THE DATA:
====

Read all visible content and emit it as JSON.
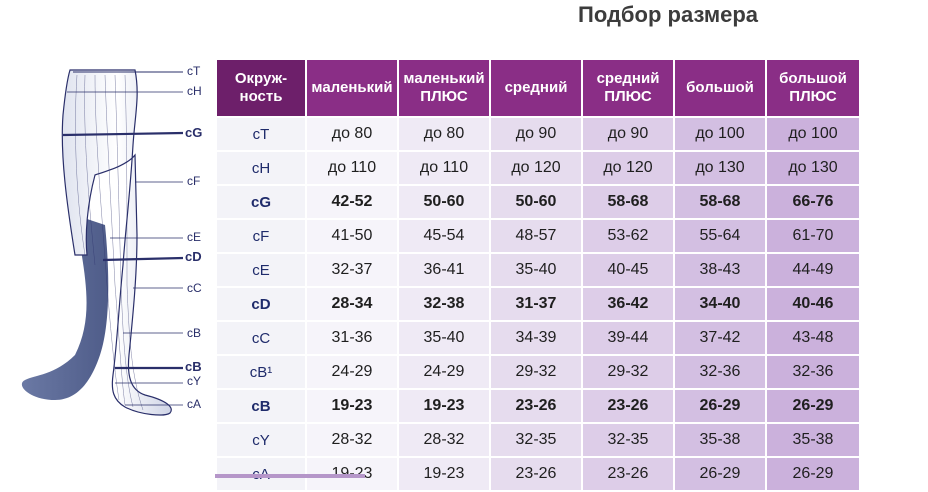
{
  "title": "Подбор размера",
  "table": {
    "header_first": "Окруж-\nность",
    "headers": [
      "маленький",
      "маленький\nПЛЮС",
      "средний",
      "средний\nПЛЮС",
      "большой",
      "большой\nПЛЮС"
    ],
    "rows": [
      {
        "label": "cT",
        "bold": false,
        "values": [
          "до 80",
          "до 80",
          "до 90",
          "до 90",
          "до 100",
          "до 100"
        ]
      },
      {
        "label": "cH",
        "bold": false,
        "values": [
          "до 110",
          "до 110",
          "до 120",
          "до 120",
          "до 130",
          "до 130"
        ]
      },
      {
        "label": "cG",
        "bold": true,
        "values": [
          "42-52",
          "50-60",
          "50-60",
          "58-68",
          "58-68",
          "66-76"
        ]
      },
      {
        "label": "cF",
        "bold": false,
        "values": [
          "41-50",
          "45-54",
          "48-57",
          "53-62",
          "55-64",
          "61-70"
        ]
      },
      {
        "label": "cE",
        "bold": false,
        "values": [
          "32-37",
          "36-41",
          "35-40",
          "40-45",
          "38-43",
          "44-49"
        ]
      },
      {
        "label": "cD",
        "bold": true,
        "values": [
          "28-34",
          "32-38",
          "31-37",
          "36-42",
          "34-40",
          "40-46"
        ]
      },
      {
        "label": "cC",
        "bold": false,
        "values": [
          "31-36",
          "35-40",
          "34-39",
          "39-44",
          "37-42",
          "43-48"
        ]
      },
      {
        "label": "cB¹",
        "bold": false,
        "values": [
          "24-29",
          "24-29",
          "29-32",
          "29-32",
          "32-36",
          "32-36"
        ]
      },
      {
        "label": "cB",
        "bold": true,
        "values": [
          "19-23",
          "19-23",
          "23-26",
          "23-26",
          "26-29",
          "26-29"
        ]
      },
      {
        "label": "cY",
        "bold": false,
        "values": [
          "28-32",
          "28-32",
          "32-35",
          "32-35",
          "35-38",
          "35-38"
        ]
      },
      {
        "label": "cA",
        "bold": false,
        "values": [
          "19-23",
          "19-23",
          "23-26",
          "23-26",
          "26-29",
          "26-29"
        ]
      }
    ]
  },
  "figure_labels": [
    {
      "text": "cT",
      "bold": false
    },
    {
      "text": "cH",
      "bold": false
    },
    {
      "text": "cG",
      "bold": true
    },
    {
      "text": "cF",
      "bold": false
    },
    {
      "text": "cE",
      "bold": false
    },
    {
      "text": "cD",
      "bold": true
    },
    {
      "text": "cC",
      "bold": false
    },
    {
      "text": "cB",
      "bold": false
    },
    {
      "text": "cB",
      "bold": true
    },
    {
      "text": "cY",
      "bold": false
    },
    {
      "text": "cA",
      "bold": false
    }
  ]
}
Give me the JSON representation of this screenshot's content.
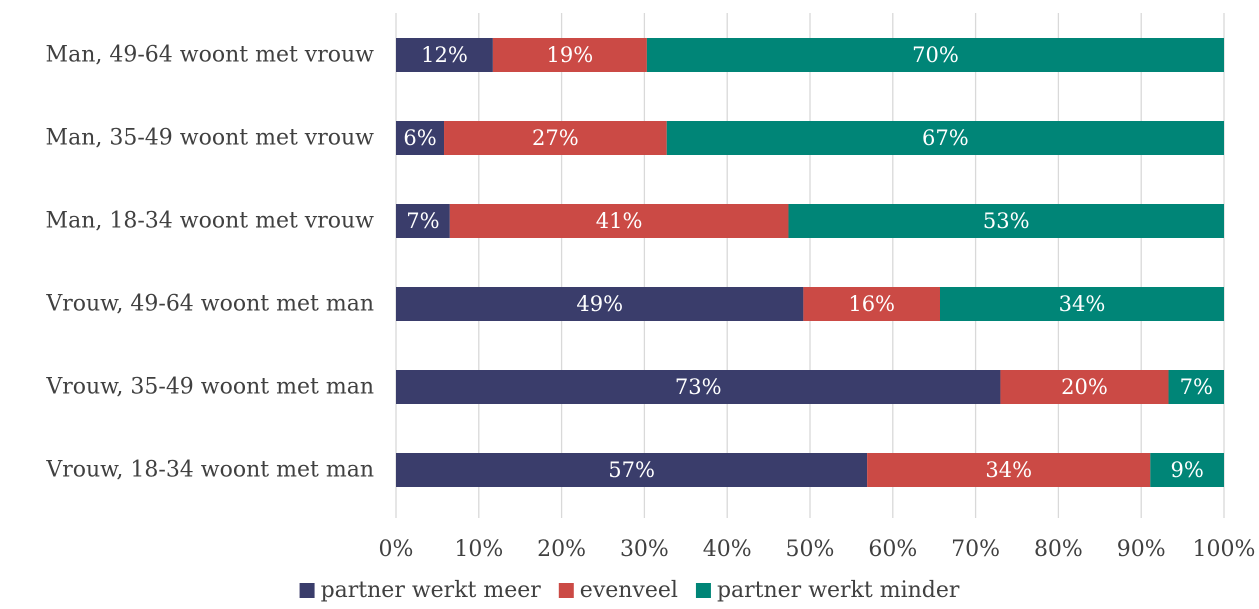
{
  "chart_data": {
    "type": "bar",
    "orientation": "horizontal",
    "stacked": true,
    "title": "",
    "xlabel": "",
    "ylabel": "",
    "xlim": [
      0,
      100
    ],
    "grid": true,
    "legend_position": "bottom",
    "categories": [
      "Man, 49-64 woont met vrouw",
      "Man, 35-49 woont met vrouw",
      "Man, 18-34 woont met vrouw",
      "Vrouw, 49-64 woont met man",
      "Vrouw, 35-49 woont met man",
      "Vrouw, 18-34 woont met man"
    ],
    "x_ticks": [
      "0%",
      "10%",
      "20%",
      "30%",
      "40%",
      "50%",
      "60%",
      "70%",
      "80%",
      "90%",
      "100%"
    ],
    "series": [
      {
        "name": "partner werkt meer",
        "color": "#3a3d6b",
        "values": [
          11.7,
          5.8,
          6.5,
          49.2,
          73.0,
          56.9
        ],
        "labels": [
          "12%",
          "6%",
          "7%",
          "49%",
          "73%",
          "57%"
        ]
      },
      {
        "name": "evenveel",
        "color": "#cb4a45",
        "values": [
          18.6,
          26.9,
          40.9,
          16.5,
          20.3,
          34.2
        ],
        "labels": [
          "19%",
          "27%",
          "41%",
          "16%",
          "20%",
          "34%"
        ]
      },
      {
        "name": "partner werkt minder",
        "color": "#008577",
        "values": [
          69.7,
          67.3,
          52.6,
          34.3,
          6.7,
          8.9
        ],
        "labels": [
          "70%",
          "67%",
          "53%",
          "34%",
          "7%",
          "9%"
        ]
      }
    ]
  }
}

====

THE TASK: Copy the data exactly. Any picture it contains is to be omitted.

COMPLETE RESPONSE:
Read all visible content and emit it as JSON.
{
  "title": "Подбор размера",
  "table": {
    "header_first": "Окруж-\nность",
    "headers": [
      "маленький",
      "маленький\nПЛЮС",
      "средний",
      "средний\nПЛЮС",
      "большой",
      "большой\nПЛЮС"
    ],
    "rows": [
      {
        "label": "cT",
        "bold": false,
        "values": [
          "до 80",
          "до 80",
          "до 90",
          "до 90",
          "до 100",
          "до 100"
        ]
      },
      {
        "label": "cH",
        "bold": false,
        "values": [
          "до 110",
          "до 110",
          "до 120",
          "до 120",
          "до 130",
          "до 130"
        ]
      },
      {
        "label": "cG",
        "bold": true,
        "values": [
          "42-52",
          "50-60",
          "50-60",
          "58-68",
          "58-68",
          "66-76"
        ]
      },
      {
        "label": "cF",
        "bold": false,
        "values": [
          "41-50",
          "45-54",
          "48-57",
          "53-62",
          "55-64",
          "61-70"
        ]
      },
      {
        "label": "cE",
        "bold": false,
        "values": [
          "32-37",
          "36-41",
          "35-40",
          "40-45",
          "38-43",
          "44-49"
        ]
      },
      {
        "label": "cD",
        "bold": true,
        "values": [
          "28-34",
          "32-38",
          "31-37",
          "36-42",
          "34-40",
          "40-46"
        ]
      },
      {
        "label": "cC",
        "bold": false,
        "values": [
          "31-36",
          "35-40",
          "34-39",
          "39-44",
          "37-42",
          "43-48"
        ]
      },
      {
        "label": "cB¹",
        "bold": false,
        "values": [
          "24-29",
          "24-29",
          "29-32",
          "29-32",
          "32-36",
          "32-36"
        ]
      },
      {
        "label": "cB",
        "bold": true,
        "values": [
          "19-23",
          "19-23",
          "23-26",
          "23-26",
          "26-29",
          "26-29"
        ]
      },
      {
        "label": "cY",
        "bold": false,
        "values": [
          "28-32",
          "28-32",
          "32-35",
          "32-35",
          "35-38",
          "35-38"
        ]
      },
      {
        "label": "cA",
        "bold": false,
        "values": [
          "19-23",
          "19-23",
          "23-26",
          "23-26",
          "26-29",
          "26-29"
        ]
      }
    ]
  },
  "figure_labels": [
    {
      "text": "cT",
      "bold": false
    },
    {
      "text": "cH",
      "bold": false
    },
    {
      "text": "cG",
      "bold": true
    },
    {
      "text": "cF",
      "bold": false
    },
    {
      "text": "cE",
      "bold": false
    },
    {
      "text": "cD",
      "bold": true
    },
    {
      "text": "cC",
      "bold": false
    },
    {
      "text": "cB",
      "bold": false
    },
    {
      "text": "cB",
      "bold": true
    },
    {
      "text": "cY",
      "bold": false
    },
    {
      "text": "cA",
      "bold": false
    }
  ]
}
Give me the JSON representation of this screenshot's content.
{
  "chart_data": {
    "type": "bar",
    "orientation": "horizontal",
    "stacked": true,
    "title": "",
    "xlabel": "",
    "ylabel": "",
    "xlim": [
      0,
      100
    ],
    "grid": true,
    "legend_position": "bottom",
    "categories": [
      "Man, 49-64 woont met vrouw",
      "Man, 35-49 woont met vrouw",
      "Man, 18-34 woont met vrouw",
      "Vrouw, 49-64 woont met man",
      "Vrouw, 35-49 woont met man",
      "Vrouw, 18-34 woont met man"
    ],
    "x_ticks": [
      "0%",
      "10%",
      "20%",
      "30%",
      "40%",
      "50%",
      "60%",
      "70%",
      "80%",
      "90%",
      "100%"
    ],
    "series": [
      {
        "name": "partner werkt meer",
        "color": "#3a3d6b",
        "values": [
          11.7,
          5.8,
          6.5,
          49.2,
          73.0,
          56.9
        ],
        "labels": [
          "12%",
          "6%",
          "7%",
          "49%",
          "73%",
          "57%"
        ]
      },
      {
        "name": "evenveel",
        "color": "#cb4a45",
        "values": [
          18.6,
          26.9,
          40.9,
          16.5,
          20.3,
          34.2
        ],
        "labels": [
          "19%",
          "27%",
          "41%",
          "16%",
          "20%",
          "34%"
        ]
      },
      {
        "name": "partner werkt minder",
        "color": "#008577",
        "values": [
          69.7,
          67.3,
          52.6,
          34.3,
          6.7,
          8.9
        ],
        "labels": [
          "70%",
          "67%",
          "53%",
          "34%",
          "7%",
          "9%"
        ]
      }
    ]
  }
}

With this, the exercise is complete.